DATASET ROWS:

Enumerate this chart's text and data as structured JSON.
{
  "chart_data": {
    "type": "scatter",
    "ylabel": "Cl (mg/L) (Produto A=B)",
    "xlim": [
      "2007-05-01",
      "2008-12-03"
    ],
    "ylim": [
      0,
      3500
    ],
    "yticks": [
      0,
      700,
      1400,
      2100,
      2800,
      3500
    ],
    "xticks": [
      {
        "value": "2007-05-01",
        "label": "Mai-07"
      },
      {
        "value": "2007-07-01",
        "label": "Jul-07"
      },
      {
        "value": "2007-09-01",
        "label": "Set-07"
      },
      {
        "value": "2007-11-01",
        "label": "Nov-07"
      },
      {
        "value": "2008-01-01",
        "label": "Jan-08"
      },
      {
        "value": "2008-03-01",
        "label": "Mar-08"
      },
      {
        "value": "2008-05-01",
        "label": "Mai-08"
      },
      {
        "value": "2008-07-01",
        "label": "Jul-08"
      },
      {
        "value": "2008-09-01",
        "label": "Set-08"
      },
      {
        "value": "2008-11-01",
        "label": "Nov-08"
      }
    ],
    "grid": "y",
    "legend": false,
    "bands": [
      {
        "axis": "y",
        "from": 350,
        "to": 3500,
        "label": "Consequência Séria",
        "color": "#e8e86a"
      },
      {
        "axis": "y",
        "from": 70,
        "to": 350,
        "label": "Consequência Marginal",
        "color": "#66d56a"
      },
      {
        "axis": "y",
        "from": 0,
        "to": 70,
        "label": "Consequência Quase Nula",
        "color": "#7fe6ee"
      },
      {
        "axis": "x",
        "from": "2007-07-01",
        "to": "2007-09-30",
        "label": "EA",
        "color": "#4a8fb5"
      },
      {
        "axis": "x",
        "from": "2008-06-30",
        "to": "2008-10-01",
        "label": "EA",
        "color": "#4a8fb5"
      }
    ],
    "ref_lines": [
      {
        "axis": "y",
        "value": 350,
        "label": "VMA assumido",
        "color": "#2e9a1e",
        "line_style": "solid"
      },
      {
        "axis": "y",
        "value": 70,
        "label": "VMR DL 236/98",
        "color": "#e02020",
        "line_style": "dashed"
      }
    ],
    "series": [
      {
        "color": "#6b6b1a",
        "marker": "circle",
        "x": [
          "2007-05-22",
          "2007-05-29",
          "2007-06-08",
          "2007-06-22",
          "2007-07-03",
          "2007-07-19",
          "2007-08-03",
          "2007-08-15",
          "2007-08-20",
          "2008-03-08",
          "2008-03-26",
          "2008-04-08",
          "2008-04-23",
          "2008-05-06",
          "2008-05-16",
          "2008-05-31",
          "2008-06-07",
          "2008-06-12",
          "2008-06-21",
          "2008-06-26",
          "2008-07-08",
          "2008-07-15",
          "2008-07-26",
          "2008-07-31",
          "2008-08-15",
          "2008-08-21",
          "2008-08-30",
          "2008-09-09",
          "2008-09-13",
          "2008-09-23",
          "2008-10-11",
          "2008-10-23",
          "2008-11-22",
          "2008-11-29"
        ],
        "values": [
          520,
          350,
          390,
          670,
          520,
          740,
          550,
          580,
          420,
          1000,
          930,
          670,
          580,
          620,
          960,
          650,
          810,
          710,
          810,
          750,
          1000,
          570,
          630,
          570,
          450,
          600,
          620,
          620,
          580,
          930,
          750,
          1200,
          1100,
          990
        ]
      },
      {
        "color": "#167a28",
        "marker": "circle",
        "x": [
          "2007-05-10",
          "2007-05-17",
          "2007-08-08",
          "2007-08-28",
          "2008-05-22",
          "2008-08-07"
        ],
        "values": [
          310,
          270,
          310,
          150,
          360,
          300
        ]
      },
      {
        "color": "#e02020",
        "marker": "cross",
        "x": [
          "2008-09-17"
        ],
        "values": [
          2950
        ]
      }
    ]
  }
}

WHAT THIS TASK INVOLVES: Copy all the lines, exactly.

RESPONSE FOR THIS EXERCISE:
Enumerate this chart's text and data as structured JSON.
{
  "chart_data": {
    "type": "scatter",
    "ylabel": "Cl (mg/L) (Produto A=B)",
    "xlim": [
      "2007-05-01",
      "2008-12-03"
    ],
    "ylim": [
      0,
      3500
    ],
    "yticks": [
      0,
      700,
      1400,
      2100,
      2800,
      3500
    ],
    "xticks": [
      {
        "value": "2007-05-01",
        "label": "Mai-07"
      },
      {
        "value": "2007-07-01",
        "label": "Jul-07"
      },
      {
        "value": "2007-09-01",
        "label": "Set-07"
      },
      {
        "value": "2007-11-01",
        "label": "Nov-07"
      },
      {
        "value": "2008-01-01",
        "label": "Jan-08"
      },
      {
        "value": "2008-03-01",
        "label": "Mar-08"
      },
      {
        "value": "2008-05-01",
        "label": "Mai-08"
      },
      {
        "value": "2008-07-01",
        "label": "Jul-08"
      },
      {
        "value": "2008-09-01",
        "label": "Set-08"
      },
      {
        "value": "2008-11-01",
        "label": "Nov-08"
      }
    ],
    "grid": "y",
    "legend": false,
    "bands": [
      {
        "axis": "y",
        "from": 350,
        "to": 3500,
        "label": "Consequência Séria",
        "color": "#e8e86a"
      },
      {
        "axis": "y",
        "from": 70,
        "to": 350,
        "label": "Consequência Marginal",
        "color": "#66d56a"
      },
      {
        "axis": "y",
        "from": 0,
        "to": 70,
        "label": "Consequência Quase Nula",
        "color": "#7fe6ee"
      },
      {
        "axis": "x",
        "from": "2007-07-01",
        "to": "2007-09-30",
        "label": "EA",
        "color": "#4a8fb5"
      },
      {
        "axis": "x",
        "from": "2008-06-30",
        "to": "2008-10-01",
        "label": "EA",
        "color": "#4a8fb5"
      }
    ],
    "ref_lines": [
      {
        "axis": "y",
        "value": 350,
        "label": "VMA assumido",
        "color": "#2e9a1e",
        "line_style": "solid"
      },
      {
        "axis": "y",
        "value": 70,
        "label": "VMR DL 236/98",
        "color": "#e02020",
        "line_style": "dashed"
      }
    ],
    "series": [
      {
        "color": "#6b6b1a",
        "marker": "circle",
        "x": [
          "2007-05-22",
          "2007-05-29",
          "2007-06-08",
          "2007-06-22",
          "2007-07-03",
          "2007-07-19",
          "2007-08-03",
          "2007-08-15",
          "2007-08-20",
          "2008-03-08",
          "2008-03-26",
          "2008-04-08",
          "2008-04-23",
          "2008-05-06",
          "2008-05-16",
          "2008-05-31",
          "2008-06-07",
          "2008-06-12",
          "2008-06-21",
          "2008-06-26",
          "2008-07-08",
          "2008-07-15",
          "2008-07-26",
          "2008-07-31",
          "2008-08-15",
          "2008-08-21",
          "2008-08-30",
          "2008-09-09",
          "2008-09-13",
          "2008-09-23",
          "2008-10-11",
          "2008-10-23",
          "2008-11-22",
          "2008-11-29"
        ],
        "values": [
          520,
          350,
          390,
          670,
          520,
          740,
          550,
          580,
          420,
          1000,
          930,
          670,
          580,
          620,
          960,
          650,
          810,
          710,
          810,
          750,
          1000,
          570,
          630,
          570,
          450,
          600,
          620,
          620,
          580,
          930,
          750,
          1200,
          1100,
          990
        ]
      },
      {
        "color": "#167a28",
        "marker": "circle",
        "x": [
          "2007-05-10",
          "2007-05-17",
          "2007-08-08",
          "2007-08-28",
          "2008-05-22",
          "2008-08-07"
        ],
        "values": [
          310,
          270,
          310,
          150,
          360,
          300
        ]
      },
      {
        "color": "#e02020",
        "marker": "cross",
        "x": [
          "2008-09-17"
        ],
        "values": [
          2950
        ]
      }
    ]
  }
}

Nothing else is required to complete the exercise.